====== Stored records ======

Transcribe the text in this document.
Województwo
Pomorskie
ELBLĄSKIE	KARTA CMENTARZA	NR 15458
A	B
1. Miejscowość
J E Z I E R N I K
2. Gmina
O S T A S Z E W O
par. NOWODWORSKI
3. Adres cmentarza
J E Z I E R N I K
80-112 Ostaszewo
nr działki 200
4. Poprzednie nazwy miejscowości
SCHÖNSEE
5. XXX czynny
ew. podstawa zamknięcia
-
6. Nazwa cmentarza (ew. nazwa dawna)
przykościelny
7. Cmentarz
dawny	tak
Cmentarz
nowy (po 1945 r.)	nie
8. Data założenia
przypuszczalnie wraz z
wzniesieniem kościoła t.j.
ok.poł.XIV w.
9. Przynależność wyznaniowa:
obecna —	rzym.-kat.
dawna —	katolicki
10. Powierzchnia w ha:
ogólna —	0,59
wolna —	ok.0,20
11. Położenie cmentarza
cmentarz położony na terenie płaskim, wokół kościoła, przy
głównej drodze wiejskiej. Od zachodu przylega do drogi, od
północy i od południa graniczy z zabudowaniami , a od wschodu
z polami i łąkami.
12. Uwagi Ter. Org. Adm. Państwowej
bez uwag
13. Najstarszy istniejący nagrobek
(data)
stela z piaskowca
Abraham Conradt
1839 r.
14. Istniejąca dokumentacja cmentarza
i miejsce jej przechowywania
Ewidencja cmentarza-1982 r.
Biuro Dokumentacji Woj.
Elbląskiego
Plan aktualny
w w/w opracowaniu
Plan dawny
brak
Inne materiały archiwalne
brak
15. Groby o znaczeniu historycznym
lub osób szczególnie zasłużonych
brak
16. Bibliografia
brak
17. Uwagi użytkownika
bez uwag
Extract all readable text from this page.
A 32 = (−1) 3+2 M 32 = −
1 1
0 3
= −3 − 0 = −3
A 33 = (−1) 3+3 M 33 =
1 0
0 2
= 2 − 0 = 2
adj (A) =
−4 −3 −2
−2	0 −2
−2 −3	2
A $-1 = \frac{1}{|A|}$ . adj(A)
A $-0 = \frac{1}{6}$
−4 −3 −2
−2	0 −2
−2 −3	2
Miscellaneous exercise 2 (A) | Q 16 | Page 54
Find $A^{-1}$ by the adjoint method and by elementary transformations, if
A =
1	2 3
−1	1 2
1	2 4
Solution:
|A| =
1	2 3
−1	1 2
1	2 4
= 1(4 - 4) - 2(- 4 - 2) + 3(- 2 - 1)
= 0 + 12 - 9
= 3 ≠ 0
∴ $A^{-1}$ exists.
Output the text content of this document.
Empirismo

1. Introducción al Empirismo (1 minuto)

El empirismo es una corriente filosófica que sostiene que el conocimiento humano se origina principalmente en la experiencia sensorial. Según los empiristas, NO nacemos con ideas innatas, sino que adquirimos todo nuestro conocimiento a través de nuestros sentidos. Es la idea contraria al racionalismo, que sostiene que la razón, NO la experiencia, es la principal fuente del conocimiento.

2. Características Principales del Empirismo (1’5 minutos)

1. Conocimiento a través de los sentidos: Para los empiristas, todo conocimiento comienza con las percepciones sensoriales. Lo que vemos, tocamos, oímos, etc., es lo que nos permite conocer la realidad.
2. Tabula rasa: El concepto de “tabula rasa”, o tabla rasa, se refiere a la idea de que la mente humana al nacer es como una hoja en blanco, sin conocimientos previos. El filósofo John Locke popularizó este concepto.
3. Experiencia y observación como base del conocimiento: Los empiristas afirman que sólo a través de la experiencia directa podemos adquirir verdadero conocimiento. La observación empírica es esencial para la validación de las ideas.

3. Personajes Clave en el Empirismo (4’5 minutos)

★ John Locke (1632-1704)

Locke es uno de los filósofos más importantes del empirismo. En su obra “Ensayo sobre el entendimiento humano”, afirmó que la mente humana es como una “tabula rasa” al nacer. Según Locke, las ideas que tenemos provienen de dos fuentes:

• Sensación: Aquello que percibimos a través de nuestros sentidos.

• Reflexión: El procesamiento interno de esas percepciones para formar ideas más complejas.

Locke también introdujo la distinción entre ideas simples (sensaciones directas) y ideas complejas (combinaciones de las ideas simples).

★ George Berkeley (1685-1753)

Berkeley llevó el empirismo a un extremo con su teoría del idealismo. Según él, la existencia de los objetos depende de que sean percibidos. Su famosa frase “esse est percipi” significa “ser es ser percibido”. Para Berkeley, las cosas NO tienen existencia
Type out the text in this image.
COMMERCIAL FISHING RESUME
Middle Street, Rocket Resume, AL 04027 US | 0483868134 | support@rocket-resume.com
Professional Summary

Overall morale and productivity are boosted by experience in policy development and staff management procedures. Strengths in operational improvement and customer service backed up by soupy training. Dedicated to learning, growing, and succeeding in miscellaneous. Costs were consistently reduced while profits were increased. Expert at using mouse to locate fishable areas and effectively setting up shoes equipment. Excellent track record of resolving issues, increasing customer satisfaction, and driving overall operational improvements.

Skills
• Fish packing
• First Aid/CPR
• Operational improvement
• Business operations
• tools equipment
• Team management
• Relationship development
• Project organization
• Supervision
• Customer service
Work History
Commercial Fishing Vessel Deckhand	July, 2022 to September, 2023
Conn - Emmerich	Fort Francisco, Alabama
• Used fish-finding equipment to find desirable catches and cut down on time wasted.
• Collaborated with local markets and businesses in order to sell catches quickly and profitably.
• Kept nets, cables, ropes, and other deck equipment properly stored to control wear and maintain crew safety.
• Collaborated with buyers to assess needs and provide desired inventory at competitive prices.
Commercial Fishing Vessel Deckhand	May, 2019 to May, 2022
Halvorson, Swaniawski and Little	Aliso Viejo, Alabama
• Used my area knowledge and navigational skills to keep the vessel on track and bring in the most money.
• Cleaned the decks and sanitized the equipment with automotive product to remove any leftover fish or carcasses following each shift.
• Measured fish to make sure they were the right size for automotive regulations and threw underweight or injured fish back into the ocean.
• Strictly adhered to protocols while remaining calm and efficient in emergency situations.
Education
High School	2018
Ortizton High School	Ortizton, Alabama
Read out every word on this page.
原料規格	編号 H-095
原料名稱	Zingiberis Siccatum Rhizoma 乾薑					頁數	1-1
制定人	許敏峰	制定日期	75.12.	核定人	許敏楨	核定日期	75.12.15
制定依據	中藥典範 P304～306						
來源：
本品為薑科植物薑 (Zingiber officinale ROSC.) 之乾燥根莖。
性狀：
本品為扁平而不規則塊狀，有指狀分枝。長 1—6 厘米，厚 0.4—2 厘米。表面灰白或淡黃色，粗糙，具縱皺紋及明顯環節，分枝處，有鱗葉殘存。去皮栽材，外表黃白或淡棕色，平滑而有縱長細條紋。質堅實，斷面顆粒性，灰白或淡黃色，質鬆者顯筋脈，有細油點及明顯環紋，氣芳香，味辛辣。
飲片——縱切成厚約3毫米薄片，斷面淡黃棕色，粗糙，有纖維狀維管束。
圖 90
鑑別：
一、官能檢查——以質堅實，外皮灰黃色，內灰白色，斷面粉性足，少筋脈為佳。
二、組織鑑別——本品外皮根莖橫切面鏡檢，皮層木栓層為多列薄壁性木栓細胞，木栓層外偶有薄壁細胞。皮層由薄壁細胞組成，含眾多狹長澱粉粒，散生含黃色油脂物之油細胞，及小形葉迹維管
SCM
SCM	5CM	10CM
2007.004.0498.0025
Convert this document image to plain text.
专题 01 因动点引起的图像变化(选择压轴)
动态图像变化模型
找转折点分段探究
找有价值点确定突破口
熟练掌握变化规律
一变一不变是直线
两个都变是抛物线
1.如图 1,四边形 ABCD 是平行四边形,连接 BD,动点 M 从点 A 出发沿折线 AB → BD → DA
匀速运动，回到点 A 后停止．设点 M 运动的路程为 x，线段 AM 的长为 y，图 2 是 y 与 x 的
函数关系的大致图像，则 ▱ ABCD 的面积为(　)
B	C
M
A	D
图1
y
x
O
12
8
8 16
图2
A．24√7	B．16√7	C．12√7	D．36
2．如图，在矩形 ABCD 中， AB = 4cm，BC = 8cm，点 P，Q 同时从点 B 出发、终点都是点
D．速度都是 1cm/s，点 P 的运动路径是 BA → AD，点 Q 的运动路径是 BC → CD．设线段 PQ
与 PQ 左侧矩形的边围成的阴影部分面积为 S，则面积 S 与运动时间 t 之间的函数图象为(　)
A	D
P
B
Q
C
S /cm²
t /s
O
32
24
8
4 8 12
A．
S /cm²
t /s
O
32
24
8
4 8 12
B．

======

The exercise: List all lines holding the string "través".

Expected answer:
El empirismo es una corriente filosófica que sostiene que el conocimiento humano se origina principalmente en la experiencia sensorial. Según los empiristas, NO nacemos con ideas innatas, sino que adquirimos todo nuestro conocimiento a través de nuestros sentidos. Es la idea contraria al racionalismo, que sostiene que la razón, NO la experiencia, es la principal fuente del conocimiento.
1. Conocimiento a través de los sentidos: Para los empiristas, todo conocimiento comienza con las percepciones sensoriales. Lo que vemos, tocamos, oímos, etc., es lo que nos permite conocer la realidad.
3. Experiencia y observación como base del conocimiento: Los empiristas afirman que sólo a través de la experiencia directa podemos adquirir verdadero conocimiento. La observación empírica es esencial para la validación de las ideas.
• Sensación: Aquello que percibimos a través de nuestros sentidos.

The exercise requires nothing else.